* [Job]: Copy each line of the material below that includes the string "protection".

=-=-=

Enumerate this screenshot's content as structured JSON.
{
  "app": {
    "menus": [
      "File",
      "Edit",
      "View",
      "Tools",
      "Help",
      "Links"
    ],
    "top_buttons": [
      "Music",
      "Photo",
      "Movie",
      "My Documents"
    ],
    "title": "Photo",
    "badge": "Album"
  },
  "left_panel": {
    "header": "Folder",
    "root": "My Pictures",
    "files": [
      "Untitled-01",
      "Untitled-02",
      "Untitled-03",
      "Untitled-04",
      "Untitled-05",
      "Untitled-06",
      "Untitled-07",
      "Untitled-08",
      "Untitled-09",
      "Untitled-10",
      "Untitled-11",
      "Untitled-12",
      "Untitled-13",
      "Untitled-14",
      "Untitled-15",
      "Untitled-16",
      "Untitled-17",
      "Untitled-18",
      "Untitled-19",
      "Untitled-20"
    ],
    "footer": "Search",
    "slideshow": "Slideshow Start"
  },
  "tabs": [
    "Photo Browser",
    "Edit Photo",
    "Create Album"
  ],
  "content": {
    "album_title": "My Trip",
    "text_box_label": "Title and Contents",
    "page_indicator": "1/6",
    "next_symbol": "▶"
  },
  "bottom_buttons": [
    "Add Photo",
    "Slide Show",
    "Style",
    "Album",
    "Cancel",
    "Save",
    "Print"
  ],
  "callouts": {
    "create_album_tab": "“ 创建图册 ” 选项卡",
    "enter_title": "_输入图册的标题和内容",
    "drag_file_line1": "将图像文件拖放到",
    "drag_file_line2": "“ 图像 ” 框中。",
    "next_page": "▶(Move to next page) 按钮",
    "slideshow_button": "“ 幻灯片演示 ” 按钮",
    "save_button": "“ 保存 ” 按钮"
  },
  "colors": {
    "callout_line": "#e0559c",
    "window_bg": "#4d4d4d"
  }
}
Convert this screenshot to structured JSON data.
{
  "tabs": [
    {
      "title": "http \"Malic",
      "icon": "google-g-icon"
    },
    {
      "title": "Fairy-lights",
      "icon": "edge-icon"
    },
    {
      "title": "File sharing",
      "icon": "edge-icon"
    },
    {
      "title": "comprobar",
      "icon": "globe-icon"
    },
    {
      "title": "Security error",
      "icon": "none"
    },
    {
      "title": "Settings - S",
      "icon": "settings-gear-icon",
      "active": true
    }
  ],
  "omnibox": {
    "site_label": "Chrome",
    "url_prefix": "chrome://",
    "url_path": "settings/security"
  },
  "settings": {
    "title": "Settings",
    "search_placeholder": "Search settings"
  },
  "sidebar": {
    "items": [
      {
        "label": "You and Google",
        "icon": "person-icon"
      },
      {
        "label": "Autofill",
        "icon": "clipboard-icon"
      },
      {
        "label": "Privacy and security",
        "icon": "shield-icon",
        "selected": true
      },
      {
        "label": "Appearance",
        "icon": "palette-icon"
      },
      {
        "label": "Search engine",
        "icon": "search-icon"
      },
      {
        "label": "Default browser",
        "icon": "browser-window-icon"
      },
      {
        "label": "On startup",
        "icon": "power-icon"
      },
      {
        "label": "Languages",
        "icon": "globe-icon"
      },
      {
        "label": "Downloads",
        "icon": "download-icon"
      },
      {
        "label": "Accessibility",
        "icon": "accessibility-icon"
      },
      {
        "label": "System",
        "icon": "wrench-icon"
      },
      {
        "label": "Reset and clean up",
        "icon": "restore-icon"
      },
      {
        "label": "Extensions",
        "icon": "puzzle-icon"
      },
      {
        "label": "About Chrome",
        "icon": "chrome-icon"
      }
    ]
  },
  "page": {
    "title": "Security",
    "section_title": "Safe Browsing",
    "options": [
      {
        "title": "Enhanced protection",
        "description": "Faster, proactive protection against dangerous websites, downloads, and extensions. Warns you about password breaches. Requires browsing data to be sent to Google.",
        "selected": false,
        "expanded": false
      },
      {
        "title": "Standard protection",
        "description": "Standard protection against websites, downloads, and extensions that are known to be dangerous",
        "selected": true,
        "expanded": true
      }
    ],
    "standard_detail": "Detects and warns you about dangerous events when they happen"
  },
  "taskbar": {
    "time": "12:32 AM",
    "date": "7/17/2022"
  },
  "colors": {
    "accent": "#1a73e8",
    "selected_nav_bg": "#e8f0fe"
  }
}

=-=-=

* [Exercise output]:
        "title": "Enhanced protection",
        "description": "Faster, proactive protection against dangerous websites, downloads, and extensions. Warns you about password breaches. Requires browsing data to be sent to Google.",
        "title": "Standard protection",
        "description": "Standard protection against websites, downloads, and extensions that are known to be dangerous",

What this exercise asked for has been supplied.